Beyond Euclid #213
Welcome to Beyond Euclid #213, the newsletter for the best mathematics and science stuff of the week. I am Ali, and I curate cool math and science stuff every week to help you have a better week.
Hello from Beyond Euclid 213. This issue starts with category theory and ends with the internet being its usual chaotic self. In between there’s rocket photography, squeaky sneaker physics, miniature furniture, and Anthropic telling the Pentagon “no.” As always, the thing I find most interesting is how ideas that seem totally unrelated end up asking the same question in different languages. That happens a few times this issue. Let’s get into it.
But first, a quick note. Finding the signal in the noise — tracking down the right sources, cutting the junk, writing all of it up — takes a lot of time each week. If you find this worth your while and want to help keep it going, you can become a paid subscriber on Substack. Patreon is also an option. Sharing it with someone who’d enjoy it works just as well. Either way, glad you’re here.
Can the Most Abstract Math Actually Help the Planet?
Mathematician John Baez has been applying category theory to ecology. The core idea: don’t define things by what they are — define them by their relationships to other things. Applied to pandemic modeling, it catches errors like treating “35 people” and “35 doses” as mathematically interchangeable. His group’s software, StockFlow, lets models built by different experts actually talk to each other.
Baez’s bigger goal is the biosphere itself. “We treat living systems like machines,” he says. “But these systems are more complex than we can track.” The math to describe that doesn’t exist yet. Baez is trying to invent it. Quanta has a long piece on all of it — worth reading in full.
The Tiny Part Inside Your Pencil Has a Name: Chuck
Bryan Macomber’s Mechanical Pencil site is a remarkable archive: everyday objects — pencils, lighters, dispensers — taken apart and illustrated in 3D with interactive explainers. The little plastic piece that grips the lead? Its official engineering name is a chuck — same word as the clamping mechanism on a drill. The site goes well beyond pencils; the same detail is applied to a whole range of objects.
There are parts in things you use every day whose names you’ve never heard. Learning them doesn’t just satisfy curiosity — it builds genuine respect for engineering.
Sol Lewitt Drew a Complete Graph
Sol Lewitt, 1973: “All ifs ands or buts connected by green lines.” That web of green lines isn’t random. In graph theory, a complete graph means every node is connected to every other node. No missing links.
Lewitt applied that structure to conjunctions in language. Take every “but,” “and,” “or,” “if” in a text — connect them all with green lines — and you get a complete graph. Mathematical structure made visible through image-making.
I put this right after category theory on purpose. Both are saying the same thing: relationships matter more than the things themselves.
You Can Multiply 99 × 99 in Your Head
Find the gap between each number and 100. For 99, that’s 1. Subtract one gap from the other number: 99 − 1 = 98 — your first two digits. Multiply the two gaps: 1 × 1 = 01 — your last two. Answer: 9801. For 98 × 97: gaps are 2 and 3. 98 − 3 = 95, then 2 × 3 = 06. Answer: 9506.

Records excerpted from a collection
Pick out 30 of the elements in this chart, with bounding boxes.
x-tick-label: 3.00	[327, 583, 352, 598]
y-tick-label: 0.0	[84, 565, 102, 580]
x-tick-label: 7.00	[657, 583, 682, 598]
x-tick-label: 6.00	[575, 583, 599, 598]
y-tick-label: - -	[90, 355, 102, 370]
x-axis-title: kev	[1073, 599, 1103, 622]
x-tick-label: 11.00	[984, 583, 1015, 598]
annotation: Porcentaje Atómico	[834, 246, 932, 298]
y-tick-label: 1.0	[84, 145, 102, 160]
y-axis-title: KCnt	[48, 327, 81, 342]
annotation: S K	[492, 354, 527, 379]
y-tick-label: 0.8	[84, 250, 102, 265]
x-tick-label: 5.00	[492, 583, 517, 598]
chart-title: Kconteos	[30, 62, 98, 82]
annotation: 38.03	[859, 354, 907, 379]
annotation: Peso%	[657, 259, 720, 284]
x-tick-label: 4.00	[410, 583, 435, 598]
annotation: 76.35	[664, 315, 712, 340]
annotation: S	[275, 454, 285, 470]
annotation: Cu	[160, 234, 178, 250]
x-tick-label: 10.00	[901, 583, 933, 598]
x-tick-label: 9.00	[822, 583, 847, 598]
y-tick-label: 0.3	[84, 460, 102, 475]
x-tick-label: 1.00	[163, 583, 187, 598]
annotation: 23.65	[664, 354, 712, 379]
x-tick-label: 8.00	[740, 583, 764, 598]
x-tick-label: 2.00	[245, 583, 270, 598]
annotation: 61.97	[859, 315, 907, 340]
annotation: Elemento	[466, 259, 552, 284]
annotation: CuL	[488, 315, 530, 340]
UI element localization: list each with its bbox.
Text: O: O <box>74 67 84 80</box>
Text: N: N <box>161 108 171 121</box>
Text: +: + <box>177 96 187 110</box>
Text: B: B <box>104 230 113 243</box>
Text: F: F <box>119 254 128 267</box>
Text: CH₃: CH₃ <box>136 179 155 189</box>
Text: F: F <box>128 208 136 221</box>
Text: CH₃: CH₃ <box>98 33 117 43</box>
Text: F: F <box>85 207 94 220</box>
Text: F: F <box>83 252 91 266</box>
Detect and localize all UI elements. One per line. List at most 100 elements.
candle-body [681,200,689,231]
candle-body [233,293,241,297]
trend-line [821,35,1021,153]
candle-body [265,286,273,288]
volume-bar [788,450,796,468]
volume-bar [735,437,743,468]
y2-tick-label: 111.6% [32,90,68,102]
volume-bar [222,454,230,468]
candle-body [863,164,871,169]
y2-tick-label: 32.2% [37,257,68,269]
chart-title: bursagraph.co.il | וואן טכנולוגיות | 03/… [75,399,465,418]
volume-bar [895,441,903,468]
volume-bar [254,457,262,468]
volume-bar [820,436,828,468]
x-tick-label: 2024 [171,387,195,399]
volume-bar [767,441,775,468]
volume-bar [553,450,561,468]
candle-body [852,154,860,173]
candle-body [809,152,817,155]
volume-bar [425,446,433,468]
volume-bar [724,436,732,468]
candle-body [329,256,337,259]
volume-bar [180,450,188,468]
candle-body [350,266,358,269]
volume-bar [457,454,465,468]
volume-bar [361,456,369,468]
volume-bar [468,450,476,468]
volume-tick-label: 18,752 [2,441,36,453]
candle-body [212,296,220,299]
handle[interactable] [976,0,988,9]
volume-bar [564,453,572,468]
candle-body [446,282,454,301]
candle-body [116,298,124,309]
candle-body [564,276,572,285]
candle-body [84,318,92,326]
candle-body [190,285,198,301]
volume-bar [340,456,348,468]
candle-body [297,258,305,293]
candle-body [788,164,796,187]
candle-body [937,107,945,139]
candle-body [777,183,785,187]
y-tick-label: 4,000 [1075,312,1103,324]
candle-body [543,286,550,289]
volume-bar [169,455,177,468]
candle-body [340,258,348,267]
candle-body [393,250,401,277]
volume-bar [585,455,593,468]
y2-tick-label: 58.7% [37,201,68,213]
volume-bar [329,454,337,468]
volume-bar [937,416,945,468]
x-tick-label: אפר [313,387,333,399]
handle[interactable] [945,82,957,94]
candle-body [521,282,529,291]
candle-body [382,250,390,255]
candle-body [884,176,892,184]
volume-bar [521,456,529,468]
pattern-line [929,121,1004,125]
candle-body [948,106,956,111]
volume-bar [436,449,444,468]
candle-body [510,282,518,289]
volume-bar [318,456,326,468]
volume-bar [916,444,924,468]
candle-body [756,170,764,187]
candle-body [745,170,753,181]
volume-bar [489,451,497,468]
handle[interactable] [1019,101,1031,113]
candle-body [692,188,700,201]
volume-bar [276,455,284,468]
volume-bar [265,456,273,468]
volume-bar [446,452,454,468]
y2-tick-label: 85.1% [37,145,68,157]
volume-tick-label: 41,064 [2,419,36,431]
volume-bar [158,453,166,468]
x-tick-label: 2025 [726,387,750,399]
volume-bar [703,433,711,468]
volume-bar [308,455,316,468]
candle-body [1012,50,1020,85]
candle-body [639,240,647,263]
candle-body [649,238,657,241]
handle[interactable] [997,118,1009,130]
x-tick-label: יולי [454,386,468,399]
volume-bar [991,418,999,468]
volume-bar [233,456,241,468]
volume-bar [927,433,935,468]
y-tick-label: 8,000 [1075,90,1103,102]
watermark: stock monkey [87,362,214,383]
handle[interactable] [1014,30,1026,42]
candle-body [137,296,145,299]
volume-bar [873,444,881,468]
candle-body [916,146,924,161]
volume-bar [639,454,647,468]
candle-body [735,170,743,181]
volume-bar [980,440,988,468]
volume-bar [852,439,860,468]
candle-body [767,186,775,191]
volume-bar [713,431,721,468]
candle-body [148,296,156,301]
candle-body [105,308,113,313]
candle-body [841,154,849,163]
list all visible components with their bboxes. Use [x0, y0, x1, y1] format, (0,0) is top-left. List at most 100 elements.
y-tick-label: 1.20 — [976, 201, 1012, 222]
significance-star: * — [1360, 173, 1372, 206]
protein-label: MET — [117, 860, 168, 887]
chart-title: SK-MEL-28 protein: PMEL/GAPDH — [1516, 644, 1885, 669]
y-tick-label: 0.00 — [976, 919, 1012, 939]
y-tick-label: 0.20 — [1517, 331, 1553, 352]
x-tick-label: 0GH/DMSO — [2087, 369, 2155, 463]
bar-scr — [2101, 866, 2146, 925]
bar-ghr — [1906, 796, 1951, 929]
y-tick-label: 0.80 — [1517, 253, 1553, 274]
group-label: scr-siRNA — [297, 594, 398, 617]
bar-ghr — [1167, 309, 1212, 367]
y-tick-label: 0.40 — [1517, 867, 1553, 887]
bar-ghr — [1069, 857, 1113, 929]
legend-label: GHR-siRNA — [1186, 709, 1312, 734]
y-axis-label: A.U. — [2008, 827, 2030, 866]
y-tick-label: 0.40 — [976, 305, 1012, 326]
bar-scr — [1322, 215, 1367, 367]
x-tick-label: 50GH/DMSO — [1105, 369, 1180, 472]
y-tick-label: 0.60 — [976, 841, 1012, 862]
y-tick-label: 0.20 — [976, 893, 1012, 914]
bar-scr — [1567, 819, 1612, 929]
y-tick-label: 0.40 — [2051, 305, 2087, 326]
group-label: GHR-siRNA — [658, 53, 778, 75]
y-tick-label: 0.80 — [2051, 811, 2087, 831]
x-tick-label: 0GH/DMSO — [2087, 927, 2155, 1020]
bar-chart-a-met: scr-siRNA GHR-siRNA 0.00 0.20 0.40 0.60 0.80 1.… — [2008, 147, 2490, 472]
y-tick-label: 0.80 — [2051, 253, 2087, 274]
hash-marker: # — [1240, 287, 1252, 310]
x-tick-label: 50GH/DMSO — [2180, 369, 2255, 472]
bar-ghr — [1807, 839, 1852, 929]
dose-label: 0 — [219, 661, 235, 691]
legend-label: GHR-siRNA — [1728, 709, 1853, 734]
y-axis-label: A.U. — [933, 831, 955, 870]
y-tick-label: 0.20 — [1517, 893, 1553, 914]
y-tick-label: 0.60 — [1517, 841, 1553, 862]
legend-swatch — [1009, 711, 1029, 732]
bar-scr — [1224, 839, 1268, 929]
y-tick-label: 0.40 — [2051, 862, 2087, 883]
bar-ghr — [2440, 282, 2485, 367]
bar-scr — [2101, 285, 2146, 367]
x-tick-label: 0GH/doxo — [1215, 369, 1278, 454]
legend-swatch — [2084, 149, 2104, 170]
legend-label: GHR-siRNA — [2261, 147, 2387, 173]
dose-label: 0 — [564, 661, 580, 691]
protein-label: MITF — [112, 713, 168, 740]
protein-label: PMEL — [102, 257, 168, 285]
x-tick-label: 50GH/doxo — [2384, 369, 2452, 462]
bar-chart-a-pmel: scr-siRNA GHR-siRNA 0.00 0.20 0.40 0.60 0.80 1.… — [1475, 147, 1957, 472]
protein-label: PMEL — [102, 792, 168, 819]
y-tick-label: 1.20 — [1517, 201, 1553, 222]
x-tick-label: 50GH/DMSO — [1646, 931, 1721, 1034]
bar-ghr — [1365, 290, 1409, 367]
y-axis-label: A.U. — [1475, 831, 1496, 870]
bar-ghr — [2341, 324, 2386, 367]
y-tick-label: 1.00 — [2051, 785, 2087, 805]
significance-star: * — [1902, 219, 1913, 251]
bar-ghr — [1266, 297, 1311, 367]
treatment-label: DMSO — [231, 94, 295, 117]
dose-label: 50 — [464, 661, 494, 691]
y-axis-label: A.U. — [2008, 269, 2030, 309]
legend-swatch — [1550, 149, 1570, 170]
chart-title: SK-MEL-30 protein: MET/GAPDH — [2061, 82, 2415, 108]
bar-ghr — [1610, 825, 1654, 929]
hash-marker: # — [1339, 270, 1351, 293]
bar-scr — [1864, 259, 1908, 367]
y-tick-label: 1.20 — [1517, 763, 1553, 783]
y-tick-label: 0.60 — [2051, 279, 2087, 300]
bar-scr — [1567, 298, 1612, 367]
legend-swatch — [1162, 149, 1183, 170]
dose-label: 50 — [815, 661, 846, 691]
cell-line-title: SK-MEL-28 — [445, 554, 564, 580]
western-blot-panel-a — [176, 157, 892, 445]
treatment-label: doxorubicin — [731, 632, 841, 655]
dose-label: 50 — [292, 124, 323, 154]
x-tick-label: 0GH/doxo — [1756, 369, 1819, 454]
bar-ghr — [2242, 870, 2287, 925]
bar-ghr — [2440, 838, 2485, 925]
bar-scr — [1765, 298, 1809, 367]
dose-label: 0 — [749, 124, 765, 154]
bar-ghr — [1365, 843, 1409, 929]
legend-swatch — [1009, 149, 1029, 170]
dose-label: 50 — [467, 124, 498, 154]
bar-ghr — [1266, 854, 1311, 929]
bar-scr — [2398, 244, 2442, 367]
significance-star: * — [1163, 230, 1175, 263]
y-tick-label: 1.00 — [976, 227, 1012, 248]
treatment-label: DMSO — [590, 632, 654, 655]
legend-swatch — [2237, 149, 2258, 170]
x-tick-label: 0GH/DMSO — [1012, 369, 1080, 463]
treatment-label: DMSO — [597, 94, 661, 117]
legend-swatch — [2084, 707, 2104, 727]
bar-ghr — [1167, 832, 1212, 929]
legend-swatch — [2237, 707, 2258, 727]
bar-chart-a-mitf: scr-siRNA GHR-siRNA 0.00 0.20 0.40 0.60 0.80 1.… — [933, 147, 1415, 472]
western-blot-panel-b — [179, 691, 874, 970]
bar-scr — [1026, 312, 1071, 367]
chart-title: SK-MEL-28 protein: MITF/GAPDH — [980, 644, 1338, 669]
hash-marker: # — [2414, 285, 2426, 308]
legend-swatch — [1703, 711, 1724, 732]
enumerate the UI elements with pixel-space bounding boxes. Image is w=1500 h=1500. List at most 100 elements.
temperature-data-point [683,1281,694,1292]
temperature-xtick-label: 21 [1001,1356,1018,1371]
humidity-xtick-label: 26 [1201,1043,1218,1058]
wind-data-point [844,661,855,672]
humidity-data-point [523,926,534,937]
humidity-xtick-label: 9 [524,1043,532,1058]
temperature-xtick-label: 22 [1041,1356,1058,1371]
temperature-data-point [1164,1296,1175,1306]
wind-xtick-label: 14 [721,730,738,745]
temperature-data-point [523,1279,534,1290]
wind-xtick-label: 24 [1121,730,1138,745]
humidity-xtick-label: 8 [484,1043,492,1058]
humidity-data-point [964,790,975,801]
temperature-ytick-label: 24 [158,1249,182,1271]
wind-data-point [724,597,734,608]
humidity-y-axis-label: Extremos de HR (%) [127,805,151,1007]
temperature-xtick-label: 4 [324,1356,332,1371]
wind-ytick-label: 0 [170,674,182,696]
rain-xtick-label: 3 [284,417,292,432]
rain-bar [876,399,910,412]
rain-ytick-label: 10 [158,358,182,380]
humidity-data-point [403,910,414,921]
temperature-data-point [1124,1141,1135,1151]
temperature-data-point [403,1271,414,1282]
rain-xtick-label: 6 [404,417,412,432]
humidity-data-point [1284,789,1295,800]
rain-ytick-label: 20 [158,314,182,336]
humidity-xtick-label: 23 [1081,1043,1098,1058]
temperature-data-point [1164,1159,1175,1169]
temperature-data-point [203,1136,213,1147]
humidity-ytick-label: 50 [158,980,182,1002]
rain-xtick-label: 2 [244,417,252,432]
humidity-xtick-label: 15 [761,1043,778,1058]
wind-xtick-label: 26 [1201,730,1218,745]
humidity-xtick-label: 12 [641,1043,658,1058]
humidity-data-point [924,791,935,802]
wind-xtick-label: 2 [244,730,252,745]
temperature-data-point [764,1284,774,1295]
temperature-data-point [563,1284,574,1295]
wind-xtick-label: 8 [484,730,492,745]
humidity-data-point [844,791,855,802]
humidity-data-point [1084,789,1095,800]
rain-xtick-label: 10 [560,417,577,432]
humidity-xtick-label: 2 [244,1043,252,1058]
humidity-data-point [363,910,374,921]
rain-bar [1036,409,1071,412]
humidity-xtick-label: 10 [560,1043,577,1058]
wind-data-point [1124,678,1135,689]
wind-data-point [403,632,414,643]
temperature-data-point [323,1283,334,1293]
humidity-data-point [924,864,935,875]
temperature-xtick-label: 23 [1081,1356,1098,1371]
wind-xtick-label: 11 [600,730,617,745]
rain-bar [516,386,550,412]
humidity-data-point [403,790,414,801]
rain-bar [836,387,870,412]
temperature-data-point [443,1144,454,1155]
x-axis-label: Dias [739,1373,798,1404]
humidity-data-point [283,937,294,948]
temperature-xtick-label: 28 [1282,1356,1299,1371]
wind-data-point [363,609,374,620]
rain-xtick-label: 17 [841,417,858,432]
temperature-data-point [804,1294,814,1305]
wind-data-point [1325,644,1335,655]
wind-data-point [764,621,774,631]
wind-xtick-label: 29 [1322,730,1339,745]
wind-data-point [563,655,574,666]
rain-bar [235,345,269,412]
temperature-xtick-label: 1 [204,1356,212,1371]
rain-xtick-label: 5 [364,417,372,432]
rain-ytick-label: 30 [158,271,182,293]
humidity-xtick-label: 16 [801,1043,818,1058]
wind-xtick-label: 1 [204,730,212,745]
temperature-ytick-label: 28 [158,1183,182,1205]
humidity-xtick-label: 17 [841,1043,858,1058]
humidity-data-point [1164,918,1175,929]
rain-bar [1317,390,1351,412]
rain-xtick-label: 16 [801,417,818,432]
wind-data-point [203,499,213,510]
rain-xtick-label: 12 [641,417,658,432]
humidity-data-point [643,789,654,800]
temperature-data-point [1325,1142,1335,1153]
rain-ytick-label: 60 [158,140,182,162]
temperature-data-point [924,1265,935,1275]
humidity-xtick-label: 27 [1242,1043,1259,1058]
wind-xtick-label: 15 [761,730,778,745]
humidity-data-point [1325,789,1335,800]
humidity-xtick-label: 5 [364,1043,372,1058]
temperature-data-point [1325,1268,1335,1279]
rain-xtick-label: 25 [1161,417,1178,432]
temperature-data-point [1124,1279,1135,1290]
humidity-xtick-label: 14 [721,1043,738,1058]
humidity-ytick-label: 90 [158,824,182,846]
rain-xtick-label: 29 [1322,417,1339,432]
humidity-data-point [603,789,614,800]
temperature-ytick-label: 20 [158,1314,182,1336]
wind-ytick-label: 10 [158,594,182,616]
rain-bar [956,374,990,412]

**Questions to answer**
[a] According to the newsletter issue, what is the official engineering name for the small plastic piece that grips the lead in a mechanical pencil?
[b] Carry on the newsletter issue from the end of its mental multiplication section.
None of these entries is needed.

**Numbered responses**
[a] It is called a chuck.

[b]
Why it works: you’re expanding (100 − x)(100 − y) = 100(100 − x − y) + xy. Not magic — algebra. But each step is small enough to run in your head.
How Many Ways Can You Sew On a Button? 126.
A four-hole button, a piece of thread with two ends. Lily Lebus took this question seriously years ago and counted every one: 126 distinct geometric patterns. This is the 99 × 99 trick in reverse. There, a simple operation turned out to be algebra. Here, a simple action — sewing on a button — turns out to be choosing a point in a mathematical space.
The Great Nothing: The Boötes Void
The Boötes Void is a roughly spherical region of space about 330 million light-years across that contains almost nothing. Where you’d expect around 2,000 galaxies, there are 60. Discovered in 1981, it’s informally called the Great Nothing, and it’s one of the largest known voids in the observable universe.
Current theory: it formed through smaller voids merging over time. The universe has a sponge-like large-scale structure — superclusters where matter concentrates, vast emptiness in between. The Boötes Void is just the biggest known instance of the emptiness. What’s striking isn’t that it exists. It’s how large absence can get.
Wooden Sticks and Infinite Shapes: Yves Lappert
Swiss artist Yves Lappert works in a studio in Lausanne with wooden sticks and a light source. The sticks lean against a wall — but their shadows draw triangles, cubes, nested frames, impossible geometries. You know what you’re seeing isn’t real. Your eye believes it anyway.
The question: how much of what we see comes from the object itself, and how much from its shadow? The two don’t always match.
77% of American Teens Aren’t Getting Enough Sleep
Experts say teenagers need 8 to 10 hours of sleep a night. According to 2023 data, 77% of US high school students get less than that — up from 69% in 2007. A study published in JAMA shows where the change is coming from: not the average, but the extreme end. Kids sleeping five hours or less jumped from 16% to 23%. The sleep-deprived are getting more sleep-deprived.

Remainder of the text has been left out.